Your instructions: Reproduce the records exactly.

──────

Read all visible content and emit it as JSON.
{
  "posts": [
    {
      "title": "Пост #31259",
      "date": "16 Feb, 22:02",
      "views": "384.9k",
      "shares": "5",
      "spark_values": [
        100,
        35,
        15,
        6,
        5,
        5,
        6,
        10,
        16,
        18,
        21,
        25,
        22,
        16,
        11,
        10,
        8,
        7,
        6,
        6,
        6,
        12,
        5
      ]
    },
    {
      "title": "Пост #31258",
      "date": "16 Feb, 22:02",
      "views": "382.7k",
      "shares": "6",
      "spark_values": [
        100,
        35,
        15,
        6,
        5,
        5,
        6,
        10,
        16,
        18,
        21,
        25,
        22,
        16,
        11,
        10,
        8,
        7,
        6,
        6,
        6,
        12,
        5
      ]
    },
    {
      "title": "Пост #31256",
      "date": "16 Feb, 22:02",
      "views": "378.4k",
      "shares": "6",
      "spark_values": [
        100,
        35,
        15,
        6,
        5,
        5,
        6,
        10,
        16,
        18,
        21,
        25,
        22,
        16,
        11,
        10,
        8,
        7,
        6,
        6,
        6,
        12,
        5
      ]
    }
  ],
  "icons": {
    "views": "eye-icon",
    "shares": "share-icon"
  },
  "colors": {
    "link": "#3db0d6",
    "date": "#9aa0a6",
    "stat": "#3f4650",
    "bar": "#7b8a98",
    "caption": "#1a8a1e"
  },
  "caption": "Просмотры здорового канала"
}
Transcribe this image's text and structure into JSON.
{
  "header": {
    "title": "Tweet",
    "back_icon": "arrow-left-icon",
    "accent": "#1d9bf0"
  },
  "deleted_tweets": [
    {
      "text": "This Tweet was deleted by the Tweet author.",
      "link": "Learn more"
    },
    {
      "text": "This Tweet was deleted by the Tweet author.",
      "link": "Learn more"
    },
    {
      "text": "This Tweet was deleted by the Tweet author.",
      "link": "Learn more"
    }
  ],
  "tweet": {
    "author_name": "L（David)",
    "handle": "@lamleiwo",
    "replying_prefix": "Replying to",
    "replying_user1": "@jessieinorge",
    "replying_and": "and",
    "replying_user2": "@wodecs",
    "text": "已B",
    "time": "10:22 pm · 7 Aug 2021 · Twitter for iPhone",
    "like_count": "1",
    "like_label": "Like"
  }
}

──────

Written solution:
Read all visible content and emit it as JSON.
{
  "posts": [
    {
      "title": "Пост #31259",
      "date": "16 Feb, 22:02",
      "views": "384.9k",
      "shares": "5",
      "spark_values": [
        100,
        35,
        15,
        6,
        5,
        5,
        6,
        10,
        16,
        18,
        21,
        25,
        22,
        16,
        11,
        10,
        8,
        7,
        6,
        6,
        6,
        12,
        5
      ]
    },
    {
      "title": "Пост #31258",
      "date": "16 Feb, 22:02",
      "views": "382.7k",
      "shares": "6",
      "spark_values": [
        100,
        35,
        15,
        6,
        5,
        5,
        6,
        10,
        16,
        18,
        21,
        25,
        22,
        16,
        11,
        10,
        8,
        7,
        6,
        6,
        6,
        12,
        5
      ]
    },
    {
      "title": "Пост #31256",
      "date": "16 Feb, 22:02",
      "views": "378.4k",
      "shares": "6",
      "spark_values": [
        100,
        35,
        15,
        6,
        5,
        5,
        6,
        10,
        16,
        18,
        21,
        25,
        22,
        16,
        11,
        10,
        8,
        7,
        6,
        6,
        6,
        12,
        5
      ]
    }
  ],
  "icons": {
    "views": "eye-icon",
    "shares": "share-icon"
  },
  "colors": {
    "link": "#3db0d6",
    "date": "#9aa0a6",
    "stat": "#3f4650",
    "bar": "#7b8a98",
    "caption": "#1a8a1e"
  },
  "caption": "Просмотры здорового канала"
}
Transcribe this image's text and structure into JSON.
{
  "header": {
    "title": "Tweet",
    "back_icon": "arrow-left-icon",
    "accent": "#1d9bf0"
  },
  "deleted_tweets": [
    {
      "text": "This Tweet was deleted by the Tweet author.",
      "link": "Learn more"
    },
    {
      "text": "This Tweet was deleted by the Tweet author.",
      "link": "Learn more"
    },
    {
      "text": "This Tweet was deleted by the Tweet author.",
      "link": "Learn more"
    }
  ],
  "tweet": {
    "author_name": "L（David)",
    "handle": "@lamleiwo",
    "replying_prefix": "Replying to",
    "replying_user1": "@jessieinorge",
    "replying_and": "and",
    "replying_user2": "@wodecs",
    "text": "已B",
    "time": "10:22 pm · 7 Aug 2021 · Twitter for iPhone",
    "like_count": "1",
    "like_label": "Like"
  }
}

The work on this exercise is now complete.